* Instrucciones *
Transcribe del fragmento del documento sobre Chris Kyle el pasaje que empieza en las palabras "Vuelta al presente." y termina después de "familia y disparar.".

* Fragmento del documento *
────────

Vuelta al presente. Kyle abate al niño con el explosivo, tras lo cual abate a la madre que se había agachado a recoger el mismo explosivo. Son sus primeras víctimas en una guerra a la que no se va a repartir abrazos o caramelos, sino a matar. Desgraciadamente, Chris Kyle descubre que lo que mejor sabe hacer es eso, siempre a distancia, desde un puesto elevado desde el que poder observar. Bradley Cooper, en la que probablemente sea su mejor interpretación, con un control absoluto de los gestos faciales, se convierte en un personaje introducido al universo Eastwoodiano, aquí una especie de solitario en un mundo que no entiende más allá del amor a su familia y disparar.

────────

* Información proporcionada *
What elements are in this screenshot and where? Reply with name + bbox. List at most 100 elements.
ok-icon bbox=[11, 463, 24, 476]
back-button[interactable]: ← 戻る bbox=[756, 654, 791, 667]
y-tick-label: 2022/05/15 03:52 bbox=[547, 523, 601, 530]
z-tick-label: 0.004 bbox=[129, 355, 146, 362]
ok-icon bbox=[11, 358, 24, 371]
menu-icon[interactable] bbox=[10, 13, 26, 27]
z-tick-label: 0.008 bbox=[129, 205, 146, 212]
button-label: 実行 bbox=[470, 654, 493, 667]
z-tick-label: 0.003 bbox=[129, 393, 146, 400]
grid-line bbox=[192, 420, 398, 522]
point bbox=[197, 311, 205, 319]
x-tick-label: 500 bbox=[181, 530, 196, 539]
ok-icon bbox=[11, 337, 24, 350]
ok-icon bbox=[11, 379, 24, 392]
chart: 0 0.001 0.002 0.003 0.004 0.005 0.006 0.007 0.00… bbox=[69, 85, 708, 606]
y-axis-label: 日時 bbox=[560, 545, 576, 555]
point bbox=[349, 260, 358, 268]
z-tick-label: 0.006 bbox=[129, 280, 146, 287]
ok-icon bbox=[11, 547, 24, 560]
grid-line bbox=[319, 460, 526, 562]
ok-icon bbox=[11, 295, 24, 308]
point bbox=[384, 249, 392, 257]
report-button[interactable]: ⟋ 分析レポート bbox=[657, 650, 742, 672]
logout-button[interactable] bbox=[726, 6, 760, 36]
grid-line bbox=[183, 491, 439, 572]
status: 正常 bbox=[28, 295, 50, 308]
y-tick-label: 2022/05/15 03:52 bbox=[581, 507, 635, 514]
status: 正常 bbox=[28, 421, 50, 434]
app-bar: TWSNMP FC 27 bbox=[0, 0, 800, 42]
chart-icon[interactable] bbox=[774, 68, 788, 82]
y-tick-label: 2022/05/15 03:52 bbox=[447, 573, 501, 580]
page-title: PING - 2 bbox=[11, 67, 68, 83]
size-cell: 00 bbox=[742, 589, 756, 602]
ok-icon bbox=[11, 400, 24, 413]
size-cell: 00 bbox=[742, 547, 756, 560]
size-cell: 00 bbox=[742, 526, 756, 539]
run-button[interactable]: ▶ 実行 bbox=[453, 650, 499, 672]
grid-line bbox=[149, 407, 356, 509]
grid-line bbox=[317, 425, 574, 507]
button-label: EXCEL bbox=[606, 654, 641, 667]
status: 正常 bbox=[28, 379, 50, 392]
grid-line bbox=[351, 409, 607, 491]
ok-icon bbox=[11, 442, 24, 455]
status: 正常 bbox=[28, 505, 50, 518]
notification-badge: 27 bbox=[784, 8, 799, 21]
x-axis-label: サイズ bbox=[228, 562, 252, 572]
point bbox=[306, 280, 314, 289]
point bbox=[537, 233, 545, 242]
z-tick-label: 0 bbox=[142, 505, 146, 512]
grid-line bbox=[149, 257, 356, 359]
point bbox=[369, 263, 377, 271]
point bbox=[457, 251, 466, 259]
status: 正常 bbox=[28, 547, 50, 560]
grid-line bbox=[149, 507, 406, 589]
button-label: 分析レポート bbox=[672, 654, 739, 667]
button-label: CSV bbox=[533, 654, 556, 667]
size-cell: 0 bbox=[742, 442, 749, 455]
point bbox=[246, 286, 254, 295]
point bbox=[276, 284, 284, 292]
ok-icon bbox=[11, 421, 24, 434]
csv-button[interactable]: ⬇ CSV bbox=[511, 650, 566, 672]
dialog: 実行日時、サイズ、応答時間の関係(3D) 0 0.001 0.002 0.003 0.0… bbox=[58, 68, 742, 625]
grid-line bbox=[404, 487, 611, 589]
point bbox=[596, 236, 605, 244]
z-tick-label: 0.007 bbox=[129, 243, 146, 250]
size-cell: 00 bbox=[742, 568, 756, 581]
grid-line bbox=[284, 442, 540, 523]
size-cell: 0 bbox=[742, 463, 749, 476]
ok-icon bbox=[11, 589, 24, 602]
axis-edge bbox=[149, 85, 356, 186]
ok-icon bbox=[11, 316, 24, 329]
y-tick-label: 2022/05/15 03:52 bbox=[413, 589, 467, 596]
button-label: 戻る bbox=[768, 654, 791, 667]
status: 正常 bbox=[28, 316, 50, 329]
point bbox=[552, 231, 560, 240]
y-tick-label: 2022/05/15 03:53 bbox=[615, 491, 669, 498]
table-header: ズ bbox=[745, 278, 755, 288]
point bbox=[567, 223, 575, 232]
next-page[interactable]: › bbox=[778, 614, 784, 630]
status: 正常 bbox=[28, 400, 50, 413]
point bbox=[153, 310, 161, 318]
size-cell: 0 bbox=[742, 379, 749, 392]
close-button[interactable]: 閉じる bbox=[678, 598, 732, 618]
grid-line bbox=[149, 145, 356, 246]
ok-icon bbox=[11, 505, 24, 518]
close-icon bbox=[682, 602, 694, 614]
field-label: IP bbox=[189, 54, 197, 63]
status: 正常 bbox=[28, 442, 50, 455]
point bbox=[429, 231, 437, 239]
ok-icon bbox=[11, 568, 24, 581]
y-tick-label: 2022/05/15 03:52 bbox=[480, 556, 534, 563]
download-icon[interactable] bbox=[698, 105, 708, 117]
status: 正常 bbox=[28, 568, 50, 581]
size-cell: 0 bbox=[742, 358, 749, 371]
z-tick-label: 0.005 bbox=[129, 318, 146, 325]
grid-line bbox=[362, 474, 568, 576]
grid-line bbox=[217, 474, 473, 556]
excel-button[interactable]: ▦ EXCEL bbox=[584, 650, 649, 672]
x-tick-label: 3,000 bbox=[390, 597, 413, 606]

────────

* Respuesta *
Vuelta al presente. Kyle abate al niño con el explosivo, tras lo cual abate a la madre que se había agachado a recoger el mismo explosivo. Son sus primeras víctimas en una guerra a la que no se va a repartir abrazos o caramelos, sino a matar. Desgraciadamente, Chris Kyle descubre que lo que mejor sabe hacer es eso, siempre a distancia, desde un puesto elevado desde el que poder observar. Bradley Cooper, en la que probablemente sea su mejor interpretación, con un control absoluto de los gestos faciales, se convierte en un personaje introducido al universo Eastwoodiano, aquí una especie de solitario en un mundo que no entiende más allá del amor a su familia y disparar.